• _INSTRUCTION_:
Type out the data exactly as given. Skip any image.

• _DATA SECTION_:
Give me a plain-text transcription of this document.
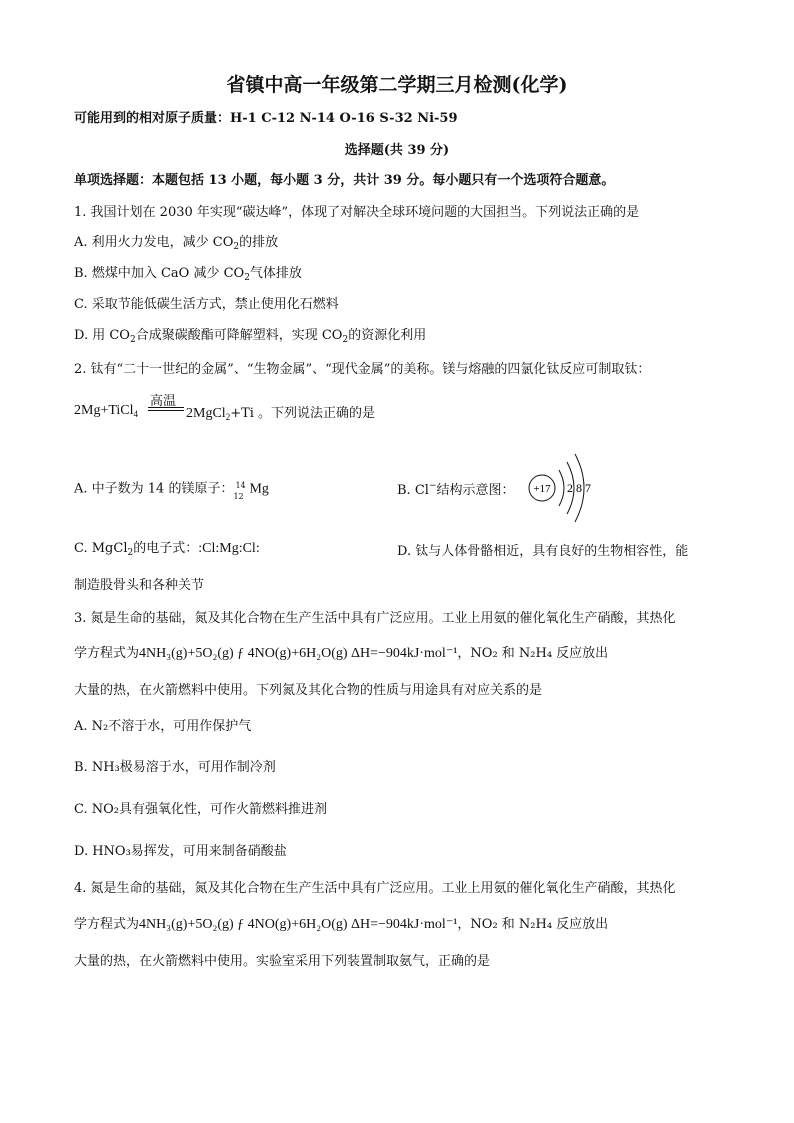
省镇中高一年级第二学期三月检测(化学)
可能用到的相对原子质量：H-1 C-12 N-14 O-16 S-32 Ni-59
选择题(共 39 分)
单项选择题：本题包括 13 小题，每小题 3 分，共计 39 分。每小题只有一个选项符合题意。
1. 我国计划在 2030 年实现“碳达峰”，体现了对解决全球环境问题的大国担当。下列说法正确的是
A. 利用火力发电，减少 $CO_2$的排放
B. 燃煤中加入 CaO 减少 $CO_2$气体排放
C. 采取节能低碳生活方式，禁止使用化石燃料
D. 用 $CO_2$合成聚碳酸酯可降解塑料，实现 $CO_2$的资源化利用
2. 钛有“二十一世纪的金属”、“生物金属”、“现代金属”的美称。镁与熔融的四氯化钛反应可制取钛：
2Mg+TiCl$_4$
高温
2MgCl$_2$+Ti 。下列说法正确的是
A. 中子数为 14 的镁原子： 14
12 Mg	B. Cl−结构示意图： +17 2 8 7
C. MgCl$_2$的电子式：:Cl:Mg:Cl:	D. 钛与人体骨骼相近，具有良好的生物相容性，能
制造股骨头和各种关节
3. 氮是生命的基础，氮及其化合物在生产生活中具有广泛应用。工业上用氨的催化氧化生产硝酸，其热化
学方程式为4NH₃(g)+5O₂(g) ƒ 4NO(g)+6H₂O(g) ΔH=−904kJ·mol⁻¹，NO₂ 和 N₂H₄ 反应放出
大量的热，在火箭燃料中使用。下列氮及其化合物的性质与用途具有对应关系的是
A. N₂不溶于水，可用作保护气
B. NH₃极易溶于水，可用作制冷剂
C. NO₂具有强氧化性，可作火箭燃料推进剂
D. HNO₃易挥发，可用来制备硝酸盐
4. 氮是生命的基础，氮及其化合物在生产生活中具有广泛应用。工业上用氨的催化氧化生产硝酸，其热化
学方程式为4NH₃(g)+5O₂(g) ƒ 4NO(g)+6H₂O(g) ΔH=−904kJ·mol⁻¹，NO₂ 和 N₂H₄ 反应放出
大量的热，在火箭燃料中使用。实验室采用下列装置制取氨气，正确的是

• _WRITTEN RESPONSE_:
Give me a plain-text transcription of this document.
省镇中高一年级第二学期三月检测(化学)
可能用到的相对原子质量：H-1 C-12 N-14 O-16 S-32 Ni-59
选择题(共 39 分)
单项选择题：本题包括 13 小题，每小题 3 分，共计 39 分。每小题只有一个选项符合题意。
1. 我国计划在 2030 年实现“碳达峰”，体现了对解决全球环境问题的大国担当。下列说法正确的是
A. 利用火力发电，减少 $CO_2$的排放
B. 燃煤中加入 CaO 减少 $CO_2$气体排放
C. 采取节能低碳生活方式，禁止使用化石燃料
D. 用 $CO_2$合成聚碳酸酯可降解塑料，实现 $CO_2$的资源化利用
2. 钛有“二十一世纪的金属”、“生物金属”、“现代金属”的美称。镁与熔融的四氯化钛反应可制取钛：
2Mg+TiCl$_4$
高温
2MgCl$_2$+Ti 。下列说法正确的是
A. 中子数为 14 的镁原子： 14
12 Mg	B. Cl−结构示意图： +17 2 8 7
C. MgCl$_2$的电子式：:Cl:Mg:Cl:	D. 钛与人体骨骼相近，具有良好的生物相容性，能
制造股骨头和各种关节
3. 氮是生命的基础，氮及其化合物在生产生活中具有广泛应用。工业上用氨的催化氧化生产硝酸，其热化
学方程式为4NH₃(g)+5O₂(g) ƒ 4NO(g)+6H₂O(g) ΔH=−904kJ·mol⁻¹，NO₂ 和 N₂H₄ 反应放出
大量的热，在火箭燃料中使用。下列氮及其化合物的性质与用途具有对应关系的是
A. N₂不溶于水，可用作保护气
B. NH₃极易溶于水，可用作制冷剂
C. NO₂具有强氧化性，可作火箭燃料推进剂
D. HNO₃易挥发，可用来制备硝酸盐
4. 氮是生命的基础，氮及其化合物在生产生活中具有广泛应用。工业上用氨的催化氧化生产硝酸，其热化
学方程式为4NH₃(g)+5O₂(g) ƒ 4NO(g)+6H₂O(g) ΔH=−904kJ·mol⁻¹，NO₂ 和 N₂H₄ 反应放出
大量的热，在火箭燃料中使用。实验室采用下列装置制取氨气，正确的是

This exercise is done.